* Records from a data source
---+---

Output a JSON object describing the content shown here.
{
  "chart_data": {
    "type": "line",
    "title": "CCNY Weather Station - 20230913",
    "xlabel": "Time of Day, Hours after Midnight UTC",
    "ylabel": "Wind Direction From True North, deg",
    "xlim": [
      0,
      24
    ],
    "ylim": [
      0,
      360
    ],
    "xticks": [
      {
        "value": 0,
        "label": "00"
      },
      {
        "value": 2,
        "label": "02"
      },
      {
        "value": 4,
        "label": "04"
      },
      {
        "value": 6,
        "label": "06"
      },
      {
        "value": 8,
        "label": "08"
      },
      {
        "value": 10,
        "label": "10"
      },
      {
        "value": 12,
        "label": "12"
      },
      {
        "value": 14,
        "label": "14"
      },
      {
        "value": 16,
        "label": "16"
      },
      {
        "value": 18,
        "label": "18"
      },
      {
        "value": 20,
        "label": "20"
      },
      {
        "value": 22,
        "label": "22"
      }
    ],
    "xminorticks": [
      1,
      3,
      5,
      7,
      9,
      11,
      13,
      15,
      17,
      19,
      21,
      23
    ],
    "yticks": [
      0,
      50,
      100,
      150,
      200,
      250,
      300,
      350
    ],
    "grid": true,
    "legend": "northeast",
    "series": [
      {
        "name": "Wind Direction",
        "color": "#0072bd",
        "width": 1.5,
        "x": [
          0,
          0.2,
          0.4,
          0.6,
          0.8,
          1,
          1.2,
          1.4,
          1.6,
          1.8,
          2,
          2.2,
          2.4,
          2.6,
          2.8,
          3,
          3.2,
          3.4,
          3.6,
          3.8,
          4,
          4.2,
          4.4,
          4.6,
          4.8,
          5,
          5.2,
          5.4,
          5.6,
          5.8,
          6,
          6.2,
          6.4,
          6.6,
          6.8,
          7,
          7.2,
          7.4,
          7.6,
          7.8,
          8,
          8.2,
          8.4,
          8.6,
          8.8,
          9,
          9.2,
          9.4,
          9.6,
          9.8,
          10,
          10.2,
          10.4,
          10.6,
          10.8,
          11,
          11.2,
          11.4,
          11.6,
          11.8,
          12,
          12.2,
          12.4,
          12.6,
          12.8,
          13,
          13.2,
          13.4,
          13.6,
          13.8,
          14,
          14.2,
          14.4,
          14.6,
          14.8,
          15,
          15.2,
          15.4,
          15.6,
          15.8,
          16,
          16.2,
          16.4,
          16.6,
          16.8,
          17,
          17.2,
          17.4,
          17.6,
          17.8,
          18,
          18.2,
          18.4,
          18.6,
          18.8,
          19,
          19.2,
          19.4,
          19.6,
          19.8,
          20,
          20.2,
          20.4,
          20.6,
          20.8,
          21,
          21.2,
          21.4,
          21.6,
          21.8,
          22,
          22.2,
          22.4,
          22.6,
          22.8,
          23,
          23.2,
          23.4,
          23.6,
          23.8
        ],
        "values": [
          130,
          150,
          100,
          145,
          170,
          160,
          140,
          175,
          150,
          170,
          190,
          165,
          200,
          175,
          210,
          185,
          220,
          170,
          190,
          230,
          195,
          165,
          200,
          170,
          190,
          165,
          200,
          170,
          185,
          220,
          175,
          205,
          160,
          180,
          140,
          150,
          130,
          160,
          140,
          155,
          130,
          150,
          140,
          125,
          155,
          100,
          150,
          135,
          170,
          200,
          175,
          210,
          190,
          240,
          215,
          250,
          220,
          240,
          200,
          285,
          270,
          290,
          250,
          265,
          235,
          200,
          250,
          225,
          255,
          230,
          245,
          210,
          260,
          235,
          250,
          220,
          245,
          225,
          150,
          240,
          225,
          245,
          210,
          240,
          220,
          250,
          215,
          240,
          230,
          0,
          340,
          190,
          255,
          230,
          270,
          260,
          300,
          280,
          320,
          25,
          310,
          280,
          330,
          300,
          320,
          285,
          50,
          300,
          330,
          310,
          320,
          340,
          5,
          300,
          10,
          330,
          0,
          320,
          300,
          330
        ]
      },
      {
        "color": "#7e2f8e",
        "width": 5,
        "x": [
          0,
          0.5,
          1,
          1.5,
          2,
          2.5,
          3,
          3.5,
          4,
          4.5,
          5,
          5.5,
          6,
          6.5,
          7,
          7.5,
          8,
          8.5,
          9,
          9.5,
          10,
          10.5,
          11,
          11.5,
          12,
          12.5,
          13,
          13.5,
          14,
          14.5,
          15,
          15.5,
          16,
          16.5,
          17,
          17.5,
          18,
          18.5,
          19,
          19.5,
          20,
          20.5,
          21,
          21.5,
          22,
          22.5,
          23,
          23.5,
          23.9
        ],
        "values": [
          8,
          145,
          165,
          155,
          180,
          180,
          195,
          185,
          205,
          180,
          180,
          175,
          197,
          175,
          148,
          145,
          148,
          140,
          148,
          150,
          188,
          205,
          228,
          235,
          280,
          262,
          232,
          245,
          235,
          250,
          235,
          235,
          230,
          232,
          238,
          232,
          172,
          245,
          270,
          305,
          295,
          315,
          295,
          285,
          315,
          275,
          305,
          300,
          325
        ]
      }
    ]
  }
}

---+---

* Exercise goal
Type out the full listing again, exactly as given.

* Response to this task
Output a JSON object describing the content shown here.
{
  "chart_data": {
    "type": "line",
    "title": "CCNY Weather Station - 20230913",
    "xlabel": "Time of Day, Hours after Midnight UTC",
    "ylabel": "Wind Direction From True North, deg",
    "xlim": [
      0,
      24
    ],
    "ylim": [
      0,
      360
    ],
    "xticks": [
      {
        "value": 0,
        "label": "00"
      },
      {
        "value": 2,
        "label": "02"
      },
      {
        "value": 4,
        "label": "04"
      },
      {
        "value": 6,
        "label": "06"
      },
      {
        "value": 8,
        "label": "08"
      },
      {
        "value": 10,
        "label": "10"
      },
      {
        "value": 12,
        "label": "12"
      },
      {
        "value": 14,
        "label": "14"
      },
      {
        "value": 16,
        "label": "16"
      },
      {
        "value": 18,
        "label": "18"
      },
      {
        "value": 20,
        "label": "20"
      },
      {
        "value": 22,
        "label": "22"
      }
    ],
    "xminorticks": [
      1,
      3,
      5,
      7,
      9,
      11,
      13,
      15,
      17,
      19,
      21,
      23
    ],
    "yticks": [
      0,
      50,
      100,
      150,
      200,
      250,
      300,
      350
    ],
    "grid": true,
    "legend": "northeast",
    "series": [
      {
        "name": "Wind Direction",
        "color": "#0072bd",
        "width": 1.5,
        "x": [
          0,
          0.2,
          0.4,
          0.6,
          0.8,
          1,
          1.2,
          1.4,
          1.6,
          1.8,
          2,
          2.2,
          2.4,
          2.6,
          2.8,
          3,
          3.2,
          3.4,
          3.6,
          3.8,
          4,
          4.2,
          4.4,
          4.6,
          4.8,
          5,
          5.2,
          5.4,
          5.6,
          5.8,
          6,
          6.2,
          6.4,
          6.6,
          6.8,
          7,
          7.2,
          7.4,
          7.6,
          7.8,
          8,
          8.2,
          8.4,
          8.6,
          8.8,
          9,
          9.2,
          9.4,
          9.6,
          9.8,
          10,
          10.2,
          10.4,
          10.6,
          10.8,
          11,
          11.2,
          11.4,
          11.6,
          11.8,
          12,
          12.2,
          12.4,
          12.6,
          12.8,
          13,
          13.2,
          13.4,
          13.6,
          13.8,
          14,
          14.2,
          14.4,
          14.6,
          14.8,
          15,
          15.2,
          15.4,
          15.6,
          15.8,
          16,
          16.2,
          16.4,
          16.6,
          16.8,
          17,
          17.2,
          17.4,
          17.6,
          17.8,
          18,
          18.2,
          18.4,
          18.6,
          18.8,
          19,
          19.2,
          19.4,
          19.6,
          19.8,
          20,
          20.2,
          20.4,
          20.6,
          20.8,
          21,
          21.2,
          21.4,
          21.6,
          21.8,
          22,
          22.2,
          22.4,
          22.6,
          22.8,
          23,
          23.2,
          23.4,
          23.6,
          23.8
        ],
        "values": [
          130,
          150,
          100,
          145,
          170,
          160,
          140,
          175,
          150,
          170,
          190,
          165,
          200,
          175,
          210,
          185,
          220,
          170,
          190,
          230,
          195,
          165,
          200,
          170,
          190,
          165,
          200,
          170,
          185,
          220,
          175,
          205,
          160,
          180,
          140,
          150,
          130,
          160,
          140,
          155,
          130,
          150,
          140,
          125,
          155,
          100,
          150,
          135,
          170,
          200,
          175,
          210,
          190,
          240,
          215,
          250,
          220,
          240,
          200,
          285,
          270,
          290,
          250,
          265,
          235,
          200,
          250,
          225,
          255,
          230,
          245,
          210,
          260,
          235,
          250,
          220,
          245,
          225,
          150,
          240,
          225,
          245,
          210,
          240,
          220,
          250,
          215,
          240,
          230,
          0,
          340,
          190,
          255,
          230,
          270,
          260,
          300,
          280,
          320,
          25,
          310,
          280,
          330,
          300,
          320,
          285,
          50,
          300,
          330,
          310,
          320,
          340,
          5,
          300,
          10,
          330,
          0,
          320,
          300,
          330
        ]
      },
      {
        "color": "#7e2f8e",
        "width": 5,
        "x": [
          0,
          0.5,
          1,
          1.5,
          2,
          2.5,
          3,
          3.5,
          4,
          4.5,
          5,
          5.5,
          6,
          6.5,
          7,
          7.5,
          8,
          8.5,
          9,
          9.5,
          10,
          10.5,
          11,
          11.5,
          12,
          12.5,
          13,
          13.5,
          14,
          14.5,
          15,
          15.5,
          16,
          16.5,
          17,
          17.5,
          18,
          18.5,
          19,
          19.5,
          20,
          20.5,
          21,
          21.5,
          22,
          22.5,
          23,
          23.5,
          23.9
        ],
        "values": [
          8,
          145,
          165,
          155,
          180,
          180,
          195,
          185,
          205,
          180,
          180,
          175,
          197,
          175,
          148,
          145,
          148,
          140,
          148,
          150,
          188,
          205,
          228,
          235,
          280,
          262,
          232,
          245,
          235,
          250,
          235,
          235,
          230,
          232,
          238,
          232,
          172,
          245,
          270,
          305,
          295,
          315,
          295,
          285,
          315,
          275,
          305,
          300,
          325
        ]
      }
    ]
  }
}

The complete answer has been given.